→ **Exercise goal**
Quote each line exactly, from the line that contains "Read out every word on this page." down to the last line of the listing, and no other lines.

+ + + + +

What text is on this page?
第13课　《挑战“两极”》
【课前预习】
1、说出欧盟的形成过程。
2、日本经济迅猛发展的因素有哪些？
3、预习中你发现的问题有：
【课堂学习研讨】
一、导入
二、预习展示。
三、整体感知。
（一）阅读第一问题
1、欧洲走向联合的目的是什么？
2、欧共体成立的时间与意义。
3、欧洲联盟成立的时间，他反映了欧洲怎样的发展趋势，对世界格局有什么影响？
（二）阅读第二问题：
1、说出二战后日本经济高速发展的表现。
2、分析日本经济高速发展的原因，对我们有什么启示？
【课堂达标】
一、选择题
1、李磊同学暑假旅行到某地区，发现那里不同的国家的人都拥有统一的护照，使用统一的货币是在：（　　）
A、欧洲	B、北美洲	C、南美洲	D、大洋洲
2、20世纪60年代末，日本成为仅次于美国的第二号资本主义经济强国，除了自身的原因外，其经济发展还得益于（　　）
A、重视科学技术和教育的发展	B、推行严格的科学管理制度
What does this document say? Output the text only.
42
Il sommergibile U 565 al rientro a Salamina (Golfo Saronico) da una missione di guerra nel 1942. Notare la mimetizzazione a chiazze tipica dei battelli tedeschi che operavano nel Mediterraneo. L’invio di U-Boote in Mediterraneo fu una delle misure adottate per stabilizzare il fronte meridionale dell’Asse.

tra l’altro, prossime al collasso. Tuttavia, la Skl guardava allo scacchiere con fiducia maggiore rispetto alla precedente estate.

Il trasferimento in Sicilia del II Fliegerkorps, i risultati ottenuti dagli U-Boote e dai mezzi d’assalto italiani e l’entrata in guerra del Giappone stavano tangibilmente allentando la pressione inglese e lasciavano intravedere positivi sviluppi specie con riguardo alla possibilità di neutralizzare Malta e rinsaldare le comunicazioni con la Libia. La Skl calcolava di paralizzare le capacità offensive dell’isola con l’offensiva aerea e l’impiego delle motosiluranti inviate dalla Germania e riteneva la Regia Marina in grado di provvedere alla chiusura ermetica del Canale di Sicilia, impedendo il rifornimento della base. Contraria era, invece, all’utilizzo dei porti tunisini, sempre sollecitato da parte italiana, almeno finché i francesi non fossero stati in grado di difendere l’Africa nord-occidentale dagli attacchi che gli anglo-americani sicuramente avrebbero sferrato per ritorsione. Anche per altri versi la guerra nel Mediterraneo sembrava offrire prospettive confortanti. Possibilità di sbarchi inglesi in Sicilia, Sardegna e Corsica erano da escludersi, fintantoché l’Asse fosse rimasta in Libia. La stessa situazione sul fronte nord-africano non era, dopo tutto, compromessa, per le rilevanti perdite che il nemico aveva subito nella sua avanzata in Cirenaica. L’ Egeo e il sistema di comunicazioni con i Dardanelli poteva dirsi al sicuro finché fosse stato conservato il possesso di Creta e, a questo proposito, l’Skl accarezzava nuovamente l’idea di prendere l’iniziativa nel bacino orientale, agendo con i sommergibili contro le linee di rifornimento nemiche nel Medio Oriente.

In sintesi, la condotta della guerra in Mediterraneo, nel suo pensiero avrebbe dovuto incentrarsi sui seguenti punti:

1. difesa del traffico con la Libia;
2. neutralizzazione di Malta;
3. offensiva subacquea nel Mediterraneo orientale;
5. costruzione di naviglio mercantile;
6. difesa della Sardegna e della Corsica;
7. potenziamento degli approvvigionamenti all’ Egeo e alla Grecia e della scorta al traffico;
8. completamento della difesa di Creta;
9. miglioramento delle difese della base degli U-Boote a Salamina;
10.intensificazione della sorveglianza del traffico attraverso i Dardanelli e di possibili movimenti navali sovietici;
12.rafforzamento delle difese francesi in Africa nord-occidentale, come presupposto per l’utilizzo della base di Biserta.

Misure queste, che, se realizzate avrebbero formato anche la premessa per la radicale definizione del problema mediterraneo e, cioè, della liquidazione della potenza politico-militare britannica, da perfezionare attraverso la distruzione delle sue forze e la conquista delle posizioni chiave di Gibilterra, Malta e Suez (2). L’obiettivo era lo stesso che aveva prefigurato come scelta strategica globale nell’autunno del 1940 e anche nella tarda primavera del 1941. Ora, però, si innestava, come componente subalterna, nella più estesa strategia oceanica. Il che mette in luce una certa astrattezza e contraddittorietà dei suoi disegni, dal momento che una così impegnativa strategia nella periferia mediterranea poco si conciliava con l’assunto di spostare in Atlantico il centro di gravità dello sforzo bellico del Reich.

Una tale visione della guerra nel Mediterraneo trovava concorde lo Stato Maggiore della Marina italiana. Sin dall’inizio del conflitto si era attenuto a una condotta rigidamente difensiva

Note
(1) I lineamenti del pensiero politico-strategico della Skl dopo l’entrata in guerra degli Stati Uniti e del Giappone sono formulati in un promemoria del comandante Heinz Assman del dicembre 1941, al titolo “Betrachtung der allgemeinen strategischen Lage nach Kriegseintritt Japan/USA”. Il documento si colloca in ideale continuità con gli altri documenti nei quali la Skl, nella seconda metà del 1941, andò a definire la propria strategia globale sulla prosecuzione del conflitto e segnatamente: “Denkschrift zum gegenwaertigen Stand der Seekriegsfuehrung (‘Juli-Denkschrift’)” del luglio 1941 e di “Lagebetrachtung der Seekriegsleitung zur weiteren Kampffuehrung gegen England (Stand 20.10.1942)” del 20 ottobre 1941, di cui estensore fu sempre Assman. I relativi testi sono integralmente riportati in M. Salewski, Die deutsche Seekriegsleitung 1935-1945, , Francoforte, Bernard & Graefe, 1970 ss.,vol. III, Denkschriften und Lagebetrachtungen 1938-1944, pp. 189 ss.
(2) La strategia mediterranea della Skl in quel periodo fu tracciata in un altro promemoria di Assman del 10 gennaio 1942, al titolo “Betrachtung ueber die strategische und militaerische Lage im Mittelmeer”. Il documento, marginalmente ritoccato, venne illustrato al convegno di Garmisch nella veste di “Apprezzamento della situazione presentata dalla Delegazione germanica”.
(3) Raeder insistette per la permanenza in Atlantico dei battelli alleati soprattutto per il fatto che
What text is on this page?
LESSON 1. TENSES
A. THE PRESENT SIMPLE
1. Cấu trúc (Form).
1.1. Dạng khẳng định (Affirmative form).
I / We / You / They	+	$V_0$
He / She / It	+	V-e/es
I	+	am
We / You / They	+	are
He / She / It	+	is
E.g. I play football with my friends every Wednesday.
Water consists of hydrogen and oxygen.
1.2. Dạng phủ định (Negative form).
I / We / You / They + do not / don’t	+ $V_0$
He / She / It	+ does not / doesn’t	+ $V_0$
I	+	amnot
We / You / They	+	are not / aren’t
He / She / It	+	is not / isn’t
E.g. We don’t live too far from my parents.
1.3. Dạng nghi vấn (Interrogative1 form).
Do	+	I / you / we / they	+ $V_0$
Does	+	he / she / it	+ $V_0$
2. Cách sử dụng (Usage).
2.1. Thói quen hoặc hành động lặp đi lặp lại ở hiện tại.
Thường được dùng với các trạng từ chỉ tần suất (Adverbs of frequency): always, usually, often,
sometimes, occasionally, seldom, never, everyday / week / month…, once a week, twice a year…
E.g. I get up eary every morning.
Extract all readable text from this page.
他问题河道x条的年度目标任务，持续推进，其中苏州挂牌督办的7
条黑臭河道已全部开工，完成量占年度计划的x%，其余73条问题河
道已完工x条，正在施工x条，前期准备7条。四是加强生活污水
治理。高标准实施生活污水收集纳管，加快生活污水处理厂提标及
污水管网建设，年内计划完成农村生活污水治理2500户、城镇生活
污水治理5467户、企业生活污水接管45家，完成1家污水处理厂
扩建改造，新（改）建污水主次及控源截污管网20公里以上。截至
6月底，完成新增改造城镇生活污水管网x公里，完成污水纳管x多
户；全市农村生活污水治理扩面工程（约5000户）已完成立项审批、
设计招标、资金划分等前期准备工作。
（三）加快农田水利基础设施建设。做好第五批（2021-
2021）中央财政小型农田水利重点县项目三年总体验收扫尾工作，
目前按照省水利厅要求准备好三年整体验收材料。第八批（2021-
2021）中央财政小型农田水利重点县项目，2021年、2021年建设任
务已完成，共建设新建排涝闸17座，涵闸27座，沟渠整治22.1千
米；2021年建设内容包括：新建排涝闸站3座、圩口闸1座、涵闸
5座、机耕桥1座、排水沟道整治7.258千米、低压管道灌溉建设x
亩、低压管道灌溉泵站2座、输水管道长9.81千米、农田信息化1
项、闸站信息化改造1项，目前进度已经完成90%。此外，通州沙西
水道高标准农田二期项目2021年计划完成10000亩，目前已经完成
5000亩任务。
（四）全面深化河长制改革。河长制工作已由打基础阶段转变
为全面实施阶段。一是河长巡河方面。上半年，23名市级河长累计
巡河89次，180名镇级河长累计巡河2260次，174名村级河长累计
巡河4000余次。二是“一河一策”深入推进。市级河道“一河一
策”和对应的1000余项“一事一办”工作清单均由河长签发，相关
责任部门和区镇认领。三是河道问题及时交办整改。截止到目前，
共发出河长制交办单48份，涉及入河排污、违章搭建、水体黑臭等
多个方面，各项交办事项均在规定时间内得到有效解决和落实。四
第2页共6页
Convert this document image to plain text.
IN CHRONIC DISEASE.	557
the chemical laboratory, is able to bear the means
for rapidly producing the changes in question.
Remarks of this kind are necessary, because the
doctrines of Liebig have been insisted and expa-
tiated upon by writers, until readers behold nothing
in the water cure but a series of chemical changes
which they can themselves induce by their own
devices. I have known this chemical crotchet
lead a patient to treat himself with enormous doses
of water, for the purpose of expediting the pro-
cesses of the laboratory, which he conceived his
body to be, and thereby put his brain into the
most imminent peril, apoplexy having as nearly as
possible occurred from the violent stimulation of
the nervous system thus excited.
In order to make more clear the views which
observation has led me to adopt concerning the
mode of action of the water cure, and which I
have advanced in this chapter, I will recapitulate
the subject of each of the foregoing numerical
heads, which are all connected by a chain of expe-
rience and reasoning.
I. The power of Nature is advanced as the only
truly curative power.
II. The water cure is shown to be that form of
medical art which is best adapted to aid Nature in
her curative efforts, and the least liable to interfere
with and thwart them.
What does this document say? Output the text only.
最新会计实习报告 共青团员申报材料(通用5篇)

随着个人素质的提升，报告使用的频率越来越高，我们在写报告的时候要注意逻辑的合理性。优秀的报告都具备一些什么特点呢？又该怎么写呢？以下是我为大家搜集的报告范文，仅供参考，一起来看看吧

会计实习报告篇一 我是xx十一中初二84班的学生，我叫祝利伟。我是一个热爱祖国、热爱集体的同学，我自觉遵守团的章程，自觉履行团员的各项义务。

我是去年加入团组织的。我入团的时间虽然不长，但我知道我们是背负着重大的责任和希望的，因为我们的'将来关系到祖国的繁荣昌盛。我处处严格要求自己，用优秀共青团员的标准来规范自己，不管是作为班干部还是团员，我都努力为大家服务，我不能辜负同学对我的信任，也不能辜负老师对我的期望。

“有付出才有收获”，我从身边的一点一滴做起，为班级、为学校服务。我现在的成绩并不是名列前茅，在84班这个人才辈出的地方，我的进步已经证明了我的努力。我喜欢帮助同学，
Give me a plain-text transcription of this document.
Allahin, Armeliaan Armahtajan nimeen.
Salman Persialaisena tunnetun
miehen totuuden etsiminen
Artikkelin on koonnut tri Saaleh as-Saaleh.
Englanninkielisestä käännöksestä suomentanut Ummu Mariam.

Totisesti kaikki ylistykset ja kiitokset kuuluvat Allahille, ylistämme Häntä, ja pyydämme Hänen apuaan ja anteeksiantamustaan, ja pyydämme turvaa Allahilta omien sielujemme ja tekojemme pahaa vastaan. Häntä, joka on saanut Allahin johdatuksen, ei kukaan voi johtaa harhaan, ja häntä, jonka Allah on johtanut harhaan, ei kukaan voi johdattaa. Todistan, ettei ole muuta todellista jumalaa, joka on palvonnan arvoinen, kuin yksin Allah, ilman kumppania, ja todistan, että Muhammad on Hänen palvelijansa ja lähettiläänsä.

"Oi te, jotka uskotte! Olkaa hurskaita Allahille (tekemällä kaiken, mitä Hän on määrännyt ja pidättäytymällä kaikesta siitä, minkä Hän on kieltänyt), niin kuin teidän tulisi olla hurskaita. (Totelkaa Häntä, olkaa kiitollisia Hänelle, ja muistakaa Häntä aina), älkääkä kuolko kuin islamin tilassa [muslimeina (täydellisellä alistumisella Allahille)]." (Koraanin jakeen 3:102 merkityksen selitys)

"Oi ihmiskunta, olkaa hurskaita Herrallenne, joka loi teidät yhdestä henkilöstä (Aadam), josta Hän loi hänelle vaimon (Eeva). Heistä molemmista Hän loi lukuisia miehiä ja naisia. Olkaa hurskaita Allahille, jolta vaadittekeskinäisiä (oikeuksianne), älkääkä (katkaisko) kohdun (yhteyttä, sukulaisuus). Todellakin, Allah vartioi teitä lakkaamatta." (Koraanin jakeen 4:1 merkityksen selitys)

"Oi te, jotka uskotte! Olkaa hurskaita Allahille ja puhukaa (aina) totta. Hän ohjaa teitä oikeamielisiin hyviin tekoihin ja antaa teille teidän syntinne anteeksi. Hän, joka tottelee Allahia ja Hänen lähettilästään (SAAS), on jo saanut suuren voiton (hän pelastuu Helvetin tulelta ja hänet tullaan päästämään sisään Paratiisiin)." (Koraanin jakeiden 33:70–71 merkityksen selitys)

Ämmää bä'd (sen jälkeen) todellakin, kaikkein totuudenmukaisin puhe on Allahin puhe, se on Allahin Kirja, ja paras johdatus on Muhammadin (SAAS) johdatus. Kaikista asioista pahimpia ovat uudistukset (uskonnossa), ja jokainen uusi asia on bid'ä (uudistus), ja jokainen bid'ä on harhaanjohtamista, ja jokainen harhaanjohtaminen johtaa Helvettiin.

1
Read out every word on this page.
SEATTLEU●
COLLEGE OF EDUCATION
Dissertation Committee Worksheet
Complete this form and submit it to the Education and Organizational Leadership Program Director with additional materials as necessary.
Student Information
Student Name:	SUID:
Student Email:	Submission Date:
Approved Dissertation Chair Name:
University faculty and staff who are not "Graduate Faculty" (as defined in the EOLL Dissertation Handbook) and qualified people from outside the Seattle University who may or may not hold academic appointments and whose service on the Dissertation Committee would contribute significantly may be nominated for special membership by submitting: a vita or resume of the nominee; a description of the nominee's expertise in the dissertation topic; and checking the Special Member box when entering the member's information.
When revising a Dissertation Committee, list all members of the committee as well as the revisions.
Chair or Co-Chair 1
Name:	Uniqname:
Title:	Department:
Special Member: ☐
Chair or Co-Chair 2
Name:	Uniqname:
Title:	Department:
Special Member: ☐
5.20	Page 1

+ + + + +

→ **Finished task**
Read out every word on this page.
SEATTLEU●
COLLEGE OF EDUCATION
Dissertation Committee Worksheet
Complete this form and submit it to the Education and Organizational Leadership Program Director with additional materials as necessary.
Student Information
Student Name:	SUID:
Student Email:	Submission Date:
Approved Dissertation Chair Name:
University faculty and staff who are not "Graduate Faculty" (as defined in the EOLL Dissertation Handbook) and qualified people from outside the Seattle University who may or may not hold academic appointments and whose service on the Dissertation Committee would contribute significantly may be nominated for special membership by submitting: a vita or resume of the nominee; a description of the nominee's expertise in the dissertation topic; and checking the Special Member box when entering the member's information.
When revising a Dissertation Committee, list all members of the committee as well as the revisions.
Chair or Co-Chair 1
Name:	Uniqname:
Title:	Department:
Special Member: ☐
Chair or Co-Chair 2
Name:	Uniqname:
Title:	Department:
Special Member: ☐
5.20	Page 1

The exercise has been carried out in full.